> _What you have to do_:
Output each entry below as it stands, leaving out every picture.

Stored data
────────────────────────────────────────

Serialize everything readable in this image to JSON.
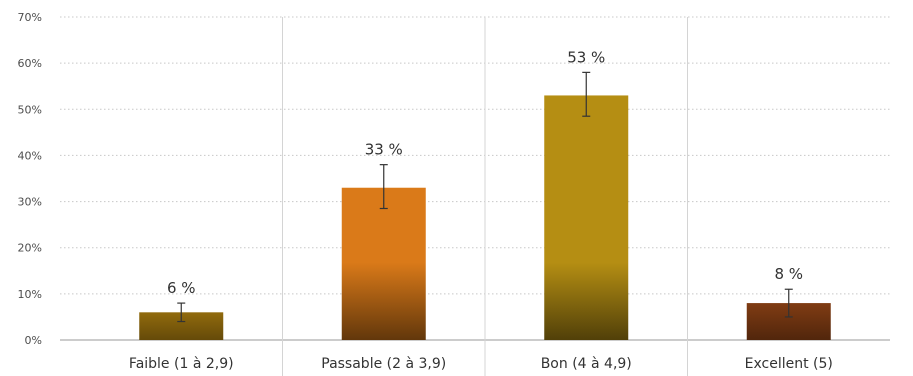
{
  "chart_data": {
    "type": "bar",
    "categories": [
      "Faible (1 à 2,9)",
      "Passable (2 à 3,9)",
      "Bon (4 à 4,9)",
      "Excellent (5)"
    ],
    "values": [
      6,
      33,
      53,
      8
    ],
    "value_labels": [
      "6 %",
      "33 %",
      "53 %",
      "8 %"
    ],
    "error_bars": [
      [
        4,
        8
      ],
      [
        28.5,
        38
      ],
      [
        48.5,
        58
      ],
      [
        5,
        11
      ]
    ],
    "y_ticks": [
      0,
      10,
      20,
      30,
      40,
      50,
      60,
      70
    ],
    "y_tick_labels": [
      "0%",
      "10%",
      "20%",
      "30%",
      "40%",
      "50%",
      "60%",
      "70%"
    ],
    "ylim": [
      0,
      70
    ],
    "title": "",
    "xlabel": "",
    "ylabel": "",
    "grid": true,
    "legend": "none",
    "colors": [
      "#e0a514",
      "#da7a19",
      "#b58e13",
      "#b4541b"
    ]
  }
}
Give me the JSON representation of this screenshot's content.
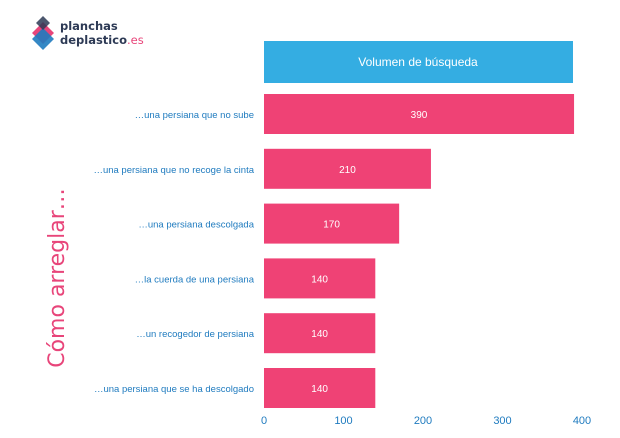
{
  "brand": {
    "line1": "planchas",
    "line2": "deplastico",
    "tld": ".es",
    "logo_colors": [
      "#e8457a",
      "#1f7bbf",
      "#2d3a55"
    ]
  },
  "chart_data": {
    "type": "bar",
    "orientation": "horizontal",
    "title": "Volumen de búsqueda",
    "ylabel": "Cómo arreglar…",
    "xlabel": "",
    "categories": [
      "…una persiana que no sube",
      "…una persiana que no recoge la cinta",
      "…una persiana descolgada",
      "…la cuerda de una persiana",
      "…un recogedor de persiana",
      "…una persiana que se ha descolgado"
    ],
    "values": [
      390,
      210,
      170,
      140,
      140,
      140
    ],
    "xlim": [
      0,
      400
    ],
    "xticks": [
      0,
      100,
      200,
      300,
      400
    ],
    "grid": false,
    "colors": {
      "bar": "#ef4275",
      "header": "#34ade2",
      "category_text": "#1f7bbf",
      "axis_text": "#1f7bbf",
      "ylabel_text": "#e8457a"
    }
  }
}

────────────────────────────────────────

> _The answer_:
Serialize everything readable in this image to JSON.
{
  "chart_data": {
    "type": "bar",
    "categories": [
      "Faible (1 à 2,9)",
      "Passable (2 à 3,9)",
      "Bon (4 à 4,9)",
      "Excellent (5)"
    ],
    "values": [
      6,
      33,
      53,
      8
    ],
    "value_labels": [
      "6 %",
      "33 %",
      "53 %",
      "8 %"
    ],
    "error_bars": [
      [
        4,
        8
      ],
      [
        28.5,
        38
      ],
      [
        48.5,
        58
      ],
      [
        5,
        11
      ]
    ],
    "y_ticks": [
      0,
      10,
      20,
      30,
      40,
      50,
      60,
      70
    ],
    "y_tick_labels": [
      "0%",
      "10%",
      "20%",
      "30%",
      "40%",
      "50%",
      "60%",
      "70%"
    ],
    "ylim": [
      0,
      70
    ],
    "title": "",
    "xlabel": "",
    "ylabel": "",
    "grid": true,
    "legend": "none",
    "colors": [
      "#e0a514",
      "#da7a19",
      "#b58e13",
      "#b4541b"
    ]
  }
}
Give me the JSON representation of this screenshot's content.
{
  "brand": {
    "line1": "planchas",
    "line2": "deplastico",
    "tld": ".es",
    "logo_colors": [
      "#e8457a",
      "#1f7bbf",
      "#2d3a55"
    ]
  },
  "chart_data": {
    "type": "bar",
    "orientation": "horizontal",
    "title": "Volumen de búsqueda",
    "ylabel": "Cómo arreglar…",
    "xlabel": "",
    "categories": [
      "…una persiana que no sube",
      "…una persiana que no recoge la cinta",
      "…una persiana descolgada",
      "…la cuerda de una persiana",
      "…un recogedor de persiana",
      "…una persiana que se ha descolgado"
    ],
    "values": [
      390,
      210,
      170,
      140,
      140,
      140
    ],
    "xlim": [
      0,
      400
    ],
    "xticks": [
      0,
      100,
      200,
      300,
      400
    ],
    "grid": false,
    "colors": {
      "bar": "#ef4275",
      "header": "#34ade2",
      "category_text": "#1f7bbf",
      "axis_text": "#1f7bbf",
      "ylabel_text": "#e8457a"
    }
  }
}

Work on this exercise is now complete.